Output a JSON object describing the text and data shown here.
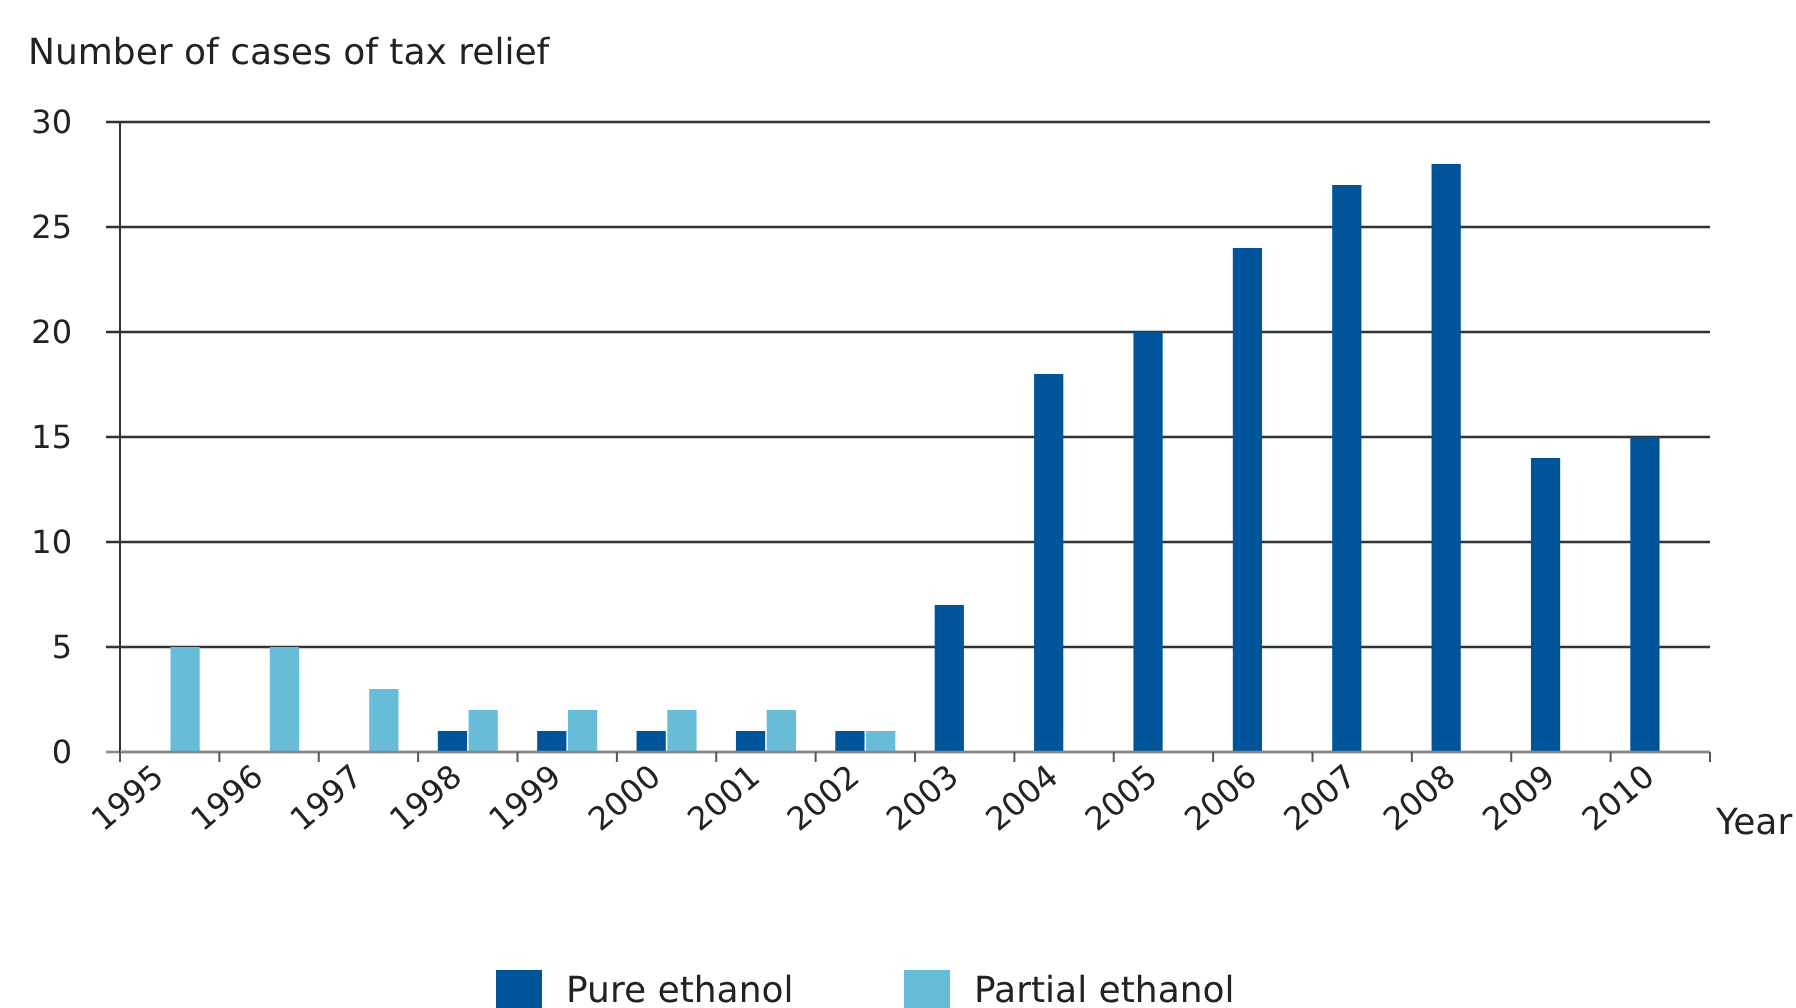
{
  "chart_data": {
    "type": "bar",
    "ylabel": "Number of cases of tax relief",
    "xlabel": "Year",
    "categories": [
      "1995",
      "1996",
      "1997",
      "1998",
      "1999",
      "2000",
      "2001",
      "2002",
      "2003",
      "2004",
      "2005",
      "2006",
      "2007",
      "2008",
      "2009",
      "2010"
    ],
    "series": [
      {
        "name": "Pure ethanol",
        "color": "#00559a",
        "values": [
          null,
          null,
          null,
          1,
          1,
          1,
          1,
          1,
          7,
          18,
          20,
          24,
          27,
          28,
          14,
          15
        ]
      },
      {
        "name": "Partial ethanol",
        "color": "#67bcd8",
        "values": [
          5,
          5,
          3,
          2,
          2,
          2,
          2,
          1,
          null,
          null,
          null,
          null,
          null,
          null,
          null,
          null
        ]
      }
    ],
    "ylim": [
      0,
      30
    ],
    "yticks": [
      0,
      5,
      10,
      15,
      20,
      25,
      30
    ],
    "grid": "y",
    "legend": "bottom"
  }
}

===

Return the entries unchanged, save for the pictures, which do not belong in the copy.

Output a JSON object describing the text and data shown here.
{
  "chart_data": {
    "type": "bar",
    "ylabel": "Number of cases of tax relief",
    "xlabel": "Year",
    "categories": [
      "1995",
      "1996",
      "1997",
      "1998",
      "1999",
      "2000",
      "2001",
      "2002",
      "2003",
      "2004",
      "2005",
      "2006",
      "2007",
      "2008",
      "2009",
      "2010"
    ],
    "series": [
      {
        "name": "Pure ethanol",
        "color": "#00559a",
        "values": [
          null,
          null,
          null,
          1,
          1,
          1,
          1,
          1,
          7,
          18,
          20,
          24,
          27,
          28,
          14,
          15
        ]
      },
      {
        "name": "Partial ethanol",
        "color": "#67bcd8",
        "values": [
          5,
          5,
          3,
          2,
          2,
          2,
          2,
          1,
          null,
          null,
          null,
          null,
          null,
          null,
          null,
          null
        ]
      }
    ],
    "ylim": [
      0,
      30
    ],
    "yticks": [
      0,
      5,
      10,
      15,
      20,
      25,
      30
    ],
    "grid": "y",
    "legend": "bottom"
  }
}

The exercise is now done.